Description of the task - Every line of the material that follows must be printed again exactly.

— start of Input for this task —

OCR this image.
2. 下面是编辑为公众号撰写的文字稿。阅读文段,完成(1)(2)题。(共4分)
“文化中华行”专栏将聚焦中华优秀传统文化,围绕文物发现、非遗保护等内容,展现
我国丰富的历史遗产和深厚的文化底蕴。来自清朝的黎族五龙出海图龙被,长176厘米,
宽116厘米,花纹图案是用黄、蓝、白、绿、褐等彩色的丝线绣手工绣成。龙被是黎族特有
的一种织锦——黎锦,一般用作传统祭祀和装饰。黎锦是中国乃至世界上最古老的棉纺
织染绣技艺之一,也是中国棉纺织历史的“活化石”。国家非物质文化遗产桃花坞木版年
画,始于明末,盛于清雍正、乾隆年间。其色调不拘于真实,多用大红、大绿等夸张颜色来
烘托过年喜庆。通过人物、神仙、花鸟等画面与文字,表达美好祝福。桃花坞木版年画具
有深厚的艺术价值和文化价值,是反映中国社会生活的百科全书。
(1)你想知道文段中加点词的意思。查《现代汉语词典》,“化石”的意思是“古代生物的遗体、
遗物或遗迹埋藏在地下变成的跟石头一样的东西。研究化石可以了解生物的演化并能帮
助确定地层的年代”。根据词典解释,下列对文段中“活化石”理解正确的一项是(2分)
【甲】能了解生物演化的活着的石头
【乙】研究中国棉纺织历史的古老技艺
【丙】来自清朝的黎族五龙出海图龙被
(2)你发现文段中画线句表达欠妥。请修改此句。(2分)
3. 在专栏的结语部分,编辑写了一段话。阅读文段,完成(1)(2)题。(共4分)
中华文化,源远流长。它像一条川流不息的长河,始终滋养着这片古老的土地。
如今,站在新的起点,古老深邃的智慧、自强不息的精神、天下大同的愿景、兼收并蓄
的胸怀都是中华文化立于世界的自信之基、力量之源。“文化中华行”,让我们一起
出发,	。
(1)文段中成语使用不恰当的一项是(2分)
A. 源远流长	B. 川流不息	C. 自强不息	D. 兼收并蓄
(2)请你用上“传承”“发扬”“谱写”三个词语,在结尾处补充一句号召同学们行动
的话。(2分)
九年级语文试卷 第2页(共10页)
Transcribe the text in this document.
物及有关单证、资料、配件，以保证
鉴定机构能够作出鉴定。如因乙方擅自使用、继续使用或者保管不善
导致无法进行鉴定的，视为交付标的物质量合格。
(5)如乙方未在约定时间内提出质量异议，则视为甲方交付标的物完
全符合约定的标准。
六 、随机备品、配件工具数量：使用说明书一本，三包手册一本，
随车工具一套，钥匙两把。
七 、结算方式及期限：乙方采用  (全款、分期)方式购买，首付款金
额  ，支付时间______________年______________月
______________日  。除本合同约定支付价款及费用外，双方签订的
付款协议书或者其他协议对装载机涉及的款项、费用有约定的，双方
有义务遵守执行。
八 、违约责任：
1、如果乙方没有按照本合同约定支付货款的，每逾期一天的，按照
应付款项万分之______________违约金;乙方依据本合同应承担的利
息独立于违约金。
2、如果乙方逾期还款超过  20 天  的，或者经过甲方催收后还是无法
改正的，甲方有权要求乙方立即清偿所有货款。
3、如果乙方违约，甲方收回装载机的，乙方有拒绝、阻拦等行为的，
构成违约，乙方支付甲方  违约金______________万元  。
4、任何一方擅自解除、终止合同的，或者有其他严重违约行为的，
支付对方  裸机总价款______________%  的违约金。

— end of Input for this task —

Exercise output -
OCR this image.
2. 下面是编辑为公众号撰写的文字稿。阅读文段,完成(1)(2)题。(共4分)
“文化中华行”专栏将聚焦中华优秀传统文化,围绕文物发现、非遗保护等内容,展现
我国丰富的历史遗产和深厚的文化底蕴。来自清朝的黎族五龙出海图龙被,长176厘米,
宽116厘米,花纹图案是用黄、蓝、白、绿、褐等彩色的丝线绣手工绣成。龙被是黎族特有
的一种织锦——黎锦,一般用作传统祭祀和装饰。黎锦是中国乃至世界上最古老的棉纺
织染绣技艺之一,也是中国棉纺织历史的“活化石”。国家非物质文化遗产桃花坞木版年
画,始于明末,盛于清雍正、乾隆年间。其色调不拘于真实,多用大红、大绿等夸张颜色来
烘托过年喜庆。通过人物、神仙、花鸟等画面与文字,表达美好祝福。桃花坞木版年画具
有深厚的艺术价值和文化价值,是反映中国社会生活的百科全书。
(1)你想知道文段中加点词的意思。查《现代汉语词典》,“化石”的意思是“古代生物的遗体、
遗物或遗迹埋藏在地下变成的跟石头一样的东西。研究化石可以了解生物的演化并能帮
助确定地层的年代”。根据词典解释,下列对文段中“活化石”理解正确的一项是(2分)
【甲】能了解生物演化的活着的石头
【乙】研究中国棉纺织历史的古老技艺
【丙】来自清朝的黎族五龙出海图龙被
(2)你发现文段中画线句表达欠妥。请修改此句。(2分)
3. 在专栏的结语部分,编辑写了一段话。阅读文段,完成(1)(2)题。(共4分)
中华文化,源远流长。它像一条川流不息的长河,始终滋养着这片古老的土地。
如今,站在新的起点,古老深邃的智慧、自强不息的精神、天下大同的愿景、兼收并蓄
的胸怀都是中华文化立于世界的自信之基、力量之源。“文化中华行”,让我们一起
出发,	。
(1)文段中成语使用不恰当的一项是(2分)
A. 源远流长	B. 川流不息	C. 自强不息	D. 兼收并蓄
(2)请你用上“传承”“发扬”“谱写”三个词语,在结尾处补充一句号召同学们行动
的话。(2分)
九年级语文试卷 第2页(共10页)
Transcribe the text in this document.
物及有关单证、资料、配件，以保证
鉴定机构能够作出鉴定。如因乙方擅自使用、继续使用或者保管不善
导致无法进行鉴定的，视为交付标的物质量合格。
(5)如乙方未在约定时间内提出质量异议，则视为甲方交付标的物完
全符合约定的标准。
六 、随机备品、配件工具数量：使用说明书一本，三包手册一本，
随车工具一套，钥匙两把。
七 、结算方式及期限：乙方采用  (全款、分期)方式购买，首付款金
额  ，支付时间______________年______________月
______________日  。除本合同约定支付价款及费用外，双方签订的
付款协议书或者其他协议对装载机涉及的款项、费用有约定的，双方
有义务遵守执行。
八 、违约责任：
1、如果乙方没有按照本合同约定支付货款的，每逾期一天的，按照
应付款项万分之______________违约金;乙方依据本合同应承担的利
息独立于违约金。
2、如果乙方逾期还款超过  20 天  的，或者经过甲方催收后还是无法
改正的，甲方有权要求乙方立即清偿所有货款。
3、如果乙方违约，甲方收回装载机的，乙方有拒绝、阻拦等行为的，
构成违约，乙方支付甲方  违约金______________万元  。
4、任何一方擅自解除、终止合同的，或者有其他严重违约行为的，
支付对方  裸机总价款______________%  的违约金。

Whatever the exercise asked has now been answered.